━━ DATA ━━

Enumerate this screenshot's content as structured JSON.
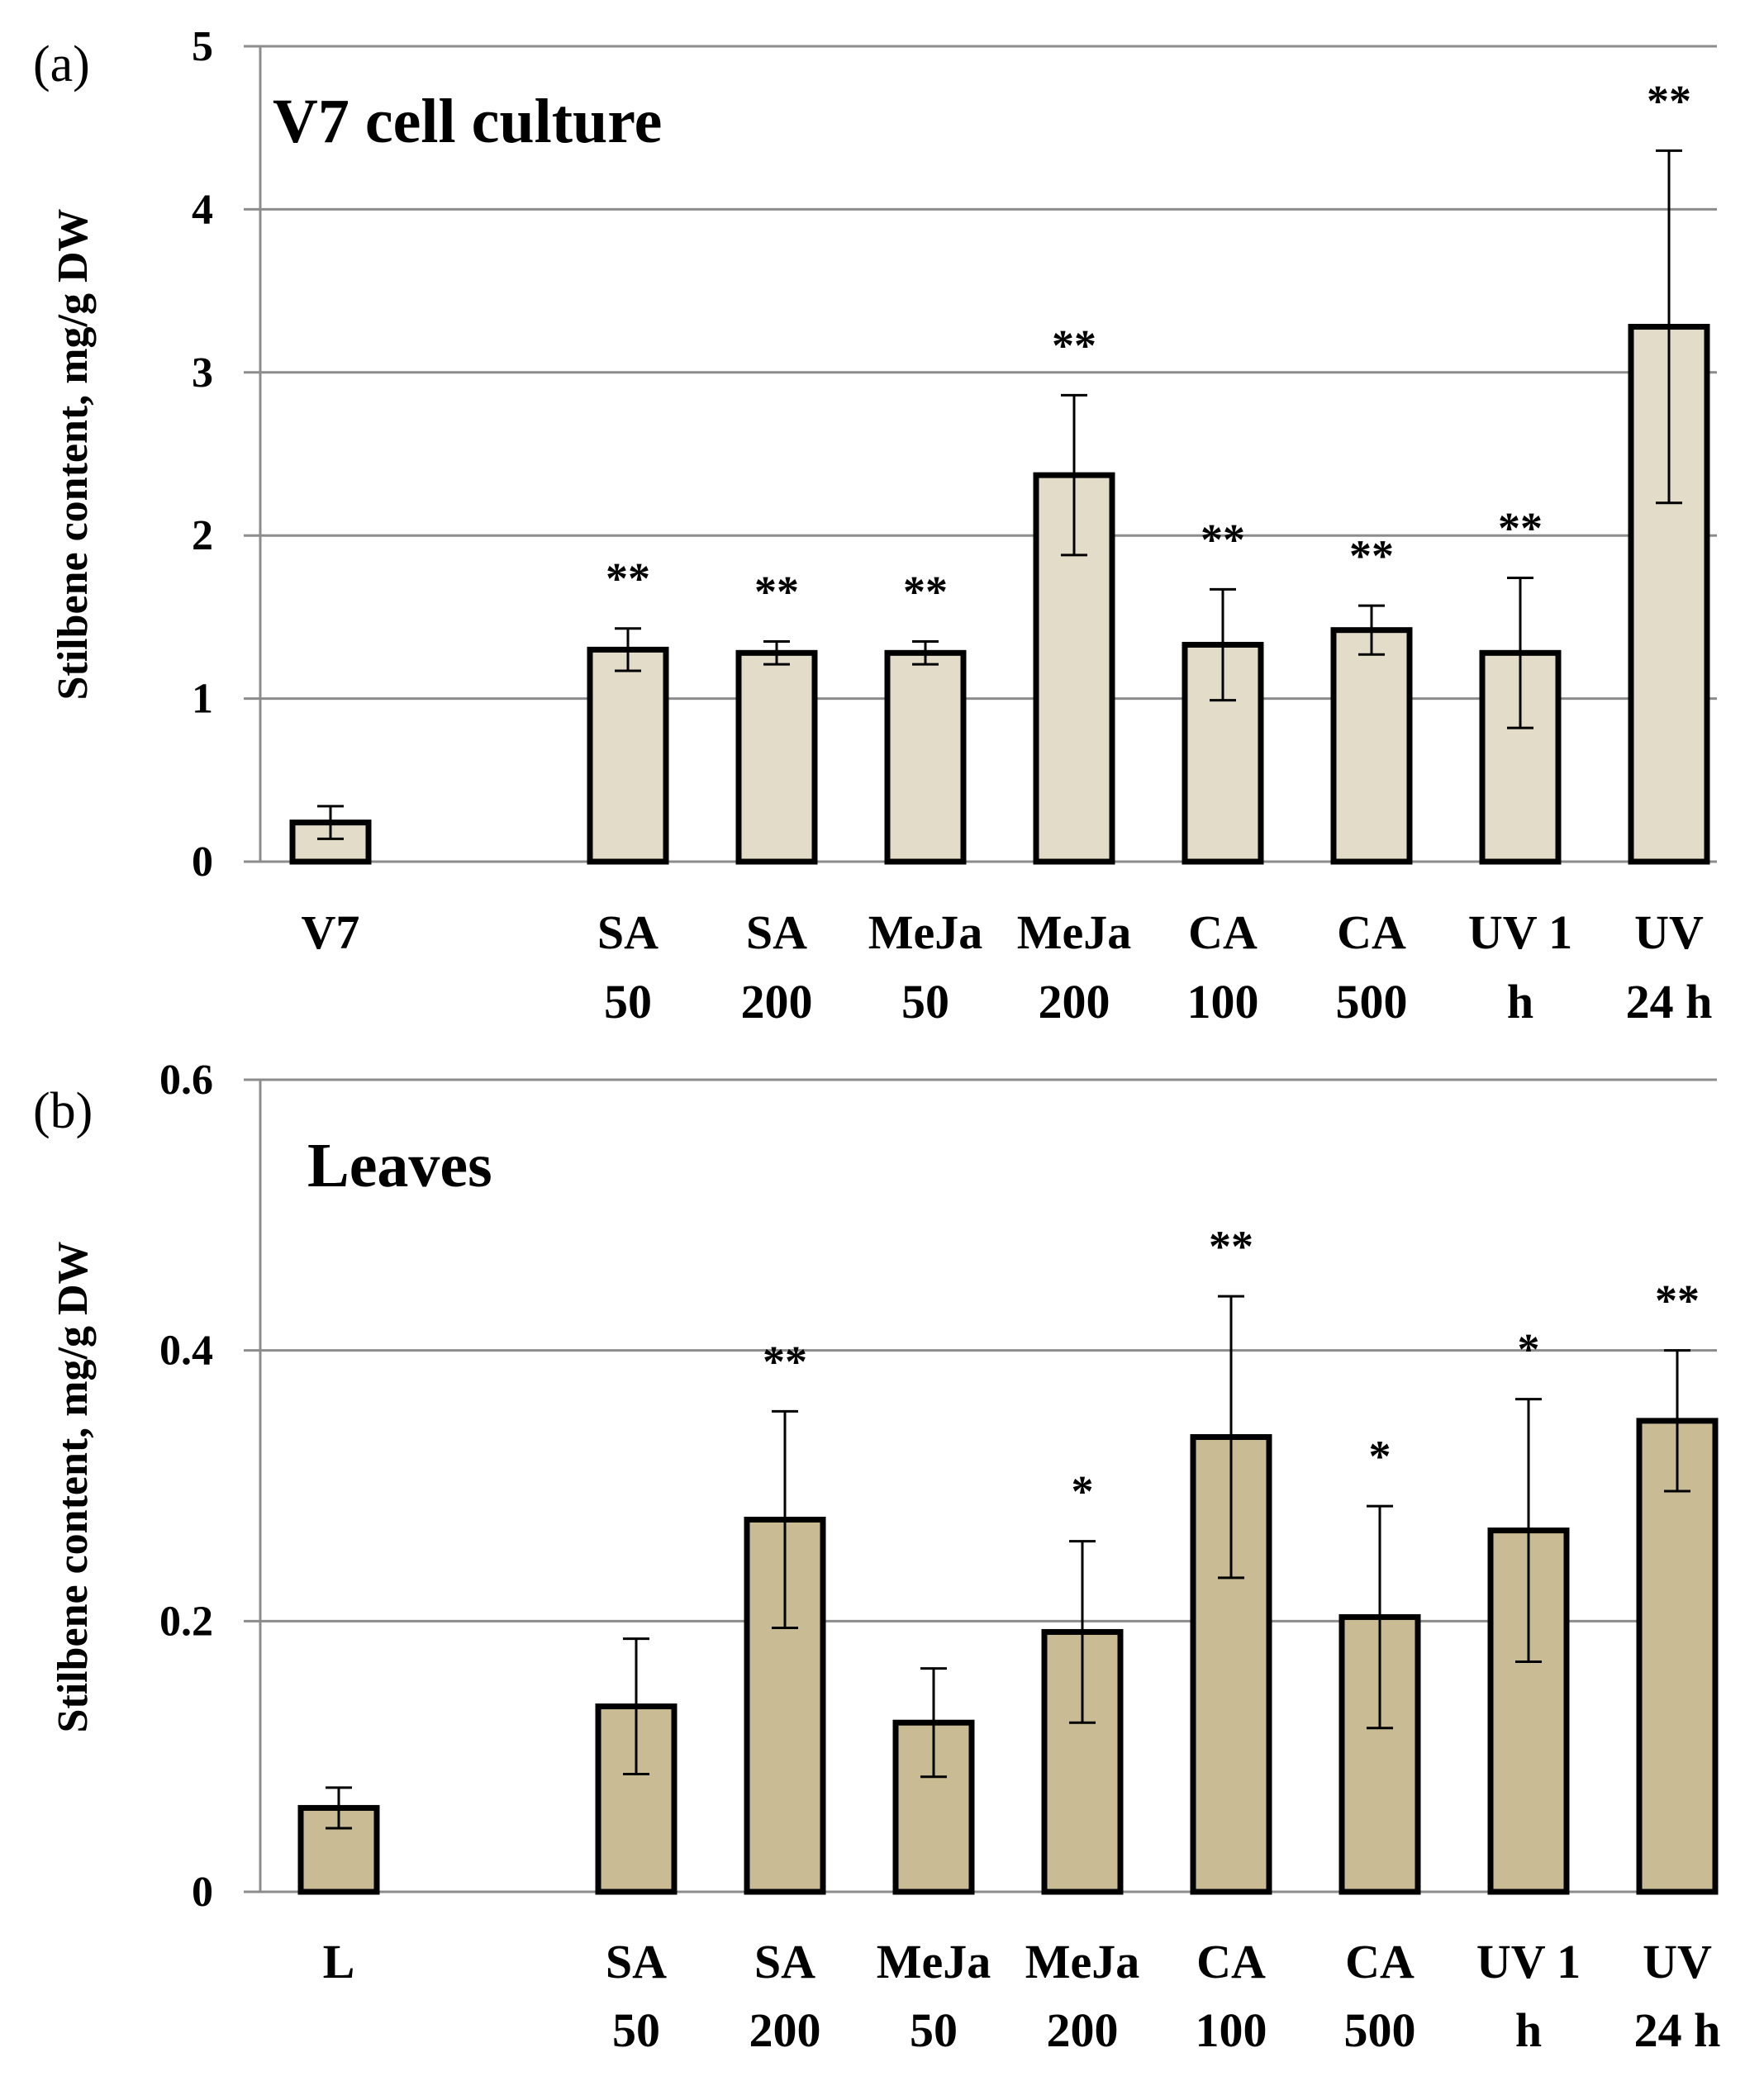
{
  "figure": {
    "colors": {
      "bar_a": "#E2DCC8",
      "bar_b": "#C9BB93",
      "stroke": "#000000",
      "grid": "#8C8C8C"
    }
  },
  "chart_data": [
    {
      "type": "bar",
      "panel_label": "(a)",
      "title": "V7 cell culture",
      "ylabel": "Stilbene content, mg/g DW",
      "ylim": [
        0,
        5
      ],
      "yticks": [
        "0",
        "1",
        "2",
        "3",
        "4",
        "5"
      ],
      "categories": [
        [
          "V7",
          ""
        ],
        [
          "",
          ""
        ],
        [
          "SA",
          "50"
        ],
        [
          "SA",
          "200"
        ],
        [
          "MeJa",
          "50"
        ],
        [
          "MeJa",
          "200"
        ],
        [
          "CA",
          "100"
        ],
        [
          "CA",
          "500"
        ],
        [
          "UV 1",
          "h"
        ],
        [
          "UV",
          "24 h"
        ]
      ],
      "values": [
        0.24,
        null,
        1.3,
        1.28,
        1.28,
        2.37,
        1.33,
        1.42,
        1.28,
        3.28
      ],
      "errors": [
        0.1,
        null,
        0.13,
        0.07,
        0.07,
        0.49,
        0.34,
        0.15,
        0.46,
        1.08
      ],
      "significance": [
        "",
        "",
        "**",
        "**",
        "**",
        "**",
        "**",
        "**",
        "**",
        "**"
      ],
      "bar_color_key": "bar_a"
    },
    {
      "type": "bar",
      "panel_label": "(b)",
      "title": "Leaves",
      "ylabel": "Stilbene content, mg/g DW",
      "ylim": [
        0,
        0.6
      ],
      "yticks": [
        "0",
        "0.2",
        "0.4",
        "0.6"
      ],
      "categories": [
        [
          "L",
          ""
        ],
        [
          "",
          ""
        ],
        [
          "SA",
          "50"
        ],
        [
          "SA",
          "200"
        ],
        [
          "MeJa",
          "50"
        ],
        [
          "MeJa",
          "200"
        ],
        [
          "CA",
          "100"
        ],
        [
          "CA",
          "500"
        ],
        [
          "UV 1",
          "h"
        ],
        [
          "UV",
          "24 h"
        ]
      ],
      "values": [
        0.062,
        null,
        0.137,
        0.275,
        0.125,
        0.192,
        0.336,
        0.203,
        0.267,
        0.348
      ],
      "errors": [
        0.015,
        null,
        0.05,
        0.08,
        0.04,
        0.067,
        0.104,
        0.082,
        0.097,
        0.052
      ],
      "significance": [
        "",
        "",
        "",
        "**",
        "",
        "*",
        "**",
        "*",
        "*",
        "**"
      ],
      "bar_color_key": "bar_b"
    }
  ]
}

━━━
━━ DATA ━━

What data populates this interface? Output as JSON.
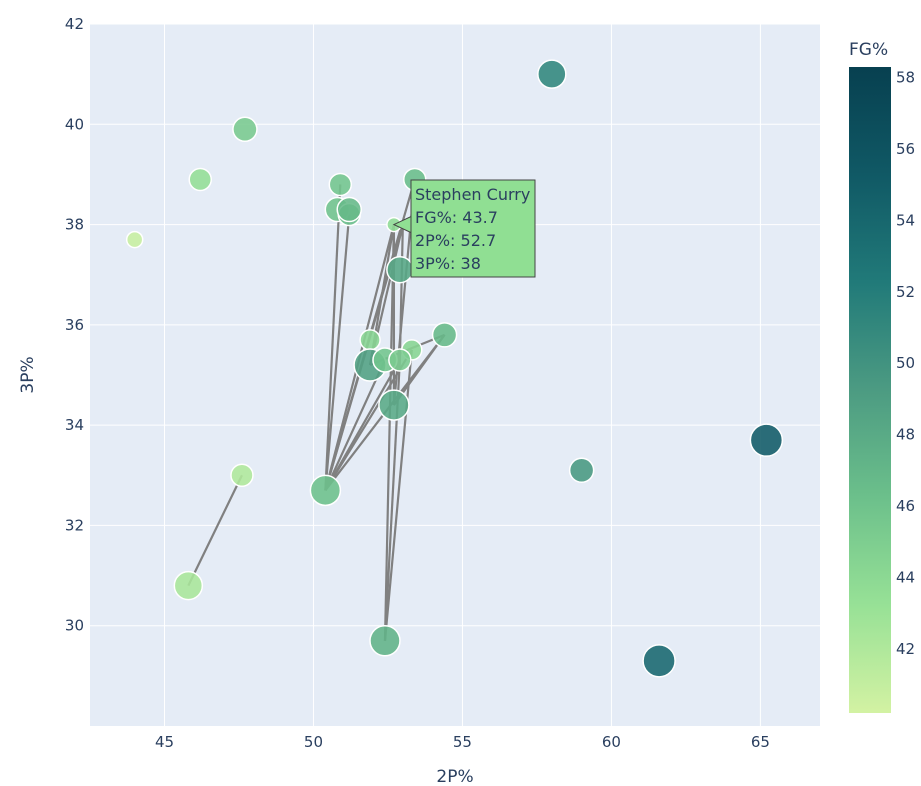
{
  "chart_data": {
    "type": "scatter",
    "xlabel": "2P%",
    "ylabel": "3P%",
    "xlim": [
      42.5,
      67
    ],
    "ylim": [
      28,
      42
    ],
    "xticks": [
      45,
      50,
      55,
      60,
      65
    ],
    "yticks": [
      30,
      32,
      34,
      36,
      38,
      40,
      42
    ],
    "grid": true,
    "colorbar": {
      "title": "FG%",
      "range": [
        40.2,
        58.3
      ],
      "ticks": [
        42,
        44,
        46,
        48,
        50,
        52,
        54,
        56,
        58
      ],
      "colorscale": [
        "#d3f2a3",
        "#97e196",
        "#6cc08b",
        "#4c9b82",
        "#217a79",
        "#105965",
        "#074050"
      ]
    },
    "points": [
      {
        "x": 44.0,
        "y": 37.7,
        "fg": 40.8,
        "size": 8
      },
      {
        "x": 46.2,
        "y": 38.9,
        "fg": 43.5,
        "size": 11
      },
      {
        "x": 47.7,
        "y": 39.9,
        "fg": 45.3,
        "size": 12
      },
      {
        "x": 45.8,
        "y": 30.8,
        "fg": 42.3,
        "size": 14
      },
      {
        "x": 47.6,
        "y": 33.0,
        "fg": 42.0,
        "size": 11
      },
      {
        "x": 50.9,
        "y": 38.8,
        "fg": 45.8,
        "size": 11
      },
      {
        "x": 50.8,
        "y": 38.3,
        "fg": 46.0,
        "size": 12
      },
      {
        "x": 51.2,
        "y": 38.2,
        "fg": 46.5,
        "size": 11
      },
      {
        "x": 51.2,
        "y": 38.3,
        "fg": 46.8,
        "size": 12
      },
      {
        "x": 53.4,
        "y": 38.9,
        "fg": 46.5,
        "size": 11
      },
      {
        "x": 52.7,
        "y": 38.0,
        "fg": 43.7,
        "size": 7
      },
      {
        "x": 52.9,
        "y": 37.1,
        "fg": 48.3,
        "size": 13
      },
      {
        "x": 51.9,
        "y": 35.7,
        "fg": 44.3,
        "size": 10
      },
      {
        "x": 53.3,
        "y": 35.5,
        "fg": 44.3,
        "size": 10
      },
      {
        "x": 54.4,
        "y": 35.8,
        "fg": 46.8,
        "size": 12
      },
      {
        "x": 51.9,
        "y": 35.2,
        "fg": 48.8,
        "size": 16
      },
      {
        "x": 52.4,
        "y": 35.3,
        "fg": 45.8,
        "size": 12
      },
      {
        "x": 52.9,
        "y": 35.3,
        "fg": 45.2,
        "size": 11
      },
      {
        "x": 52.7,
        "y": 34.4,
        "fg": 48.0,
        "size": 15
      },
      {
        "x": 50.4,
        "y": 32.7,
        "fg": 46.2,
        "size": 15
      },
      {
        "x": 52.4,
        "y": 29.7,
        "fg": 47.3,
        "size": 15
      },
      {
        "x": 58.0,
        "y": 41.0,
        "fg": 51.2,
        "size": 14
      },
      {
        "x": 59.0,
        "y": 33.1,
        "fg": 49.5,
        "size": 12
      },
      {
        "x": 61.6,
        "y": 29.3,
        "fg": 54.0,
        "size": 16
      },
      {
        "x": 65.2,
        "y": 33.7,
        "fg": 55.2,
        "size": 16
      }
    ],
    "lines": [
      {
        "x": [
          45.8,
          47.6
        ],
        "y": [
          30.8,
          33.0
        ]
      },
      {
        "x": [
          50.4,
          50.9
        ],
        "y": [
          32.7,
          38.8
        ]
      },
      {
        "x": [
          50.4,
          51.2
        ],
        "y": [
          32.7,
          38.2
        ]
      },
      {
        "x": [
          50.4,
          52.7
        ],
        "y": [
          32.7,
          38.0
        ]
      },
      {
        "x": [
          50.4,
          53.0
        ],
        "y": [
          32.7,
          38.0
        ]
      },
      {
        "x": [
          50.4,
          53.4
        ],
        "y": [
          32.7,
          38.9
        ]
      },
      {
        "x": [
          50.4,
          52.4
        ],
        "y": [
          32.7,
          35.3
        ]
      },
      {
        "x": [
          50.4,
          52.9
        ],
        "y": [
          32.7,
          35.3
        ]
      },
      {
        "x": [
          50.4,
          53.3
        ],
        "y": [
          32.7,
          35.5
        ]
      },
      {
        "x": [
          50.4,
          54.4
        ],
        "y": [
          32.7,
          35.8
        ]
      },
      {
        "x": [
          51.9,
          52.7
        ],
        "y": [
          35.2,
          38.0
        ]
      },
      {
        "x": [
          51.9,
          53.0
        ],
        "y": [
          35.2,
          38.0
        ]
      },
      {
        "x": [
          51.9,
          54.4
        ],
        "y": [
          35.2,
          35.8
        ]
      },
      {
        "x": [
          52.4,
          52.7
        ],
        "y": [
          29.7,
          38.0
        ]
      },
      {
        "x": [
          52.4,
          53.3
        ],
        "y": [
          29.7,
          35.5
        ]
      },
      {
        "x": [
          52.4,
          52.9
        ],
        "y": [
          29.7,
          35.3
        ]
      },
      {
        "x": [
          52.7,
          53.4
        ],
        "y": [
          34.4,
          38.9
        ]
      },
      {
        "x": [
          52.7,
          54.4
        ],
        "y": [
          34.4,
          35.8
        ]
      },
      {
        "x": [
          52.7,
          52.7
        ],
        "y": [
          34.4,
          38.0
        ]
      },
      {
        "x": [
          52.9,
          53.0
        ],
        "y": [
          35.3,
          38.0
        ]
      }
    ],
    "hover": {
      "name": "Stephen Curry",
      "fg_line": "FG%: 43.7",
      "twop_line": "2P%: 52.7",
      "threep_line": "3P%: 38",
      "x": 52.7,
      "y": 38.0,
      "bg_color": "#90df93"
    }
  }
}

━━━

[SET TASK]
From the records above, pull out each line that has "JSON".

[RESPONSE]
Enumerate this screenshot's content as structured JSON.
What data populates this interface? Output as JSON.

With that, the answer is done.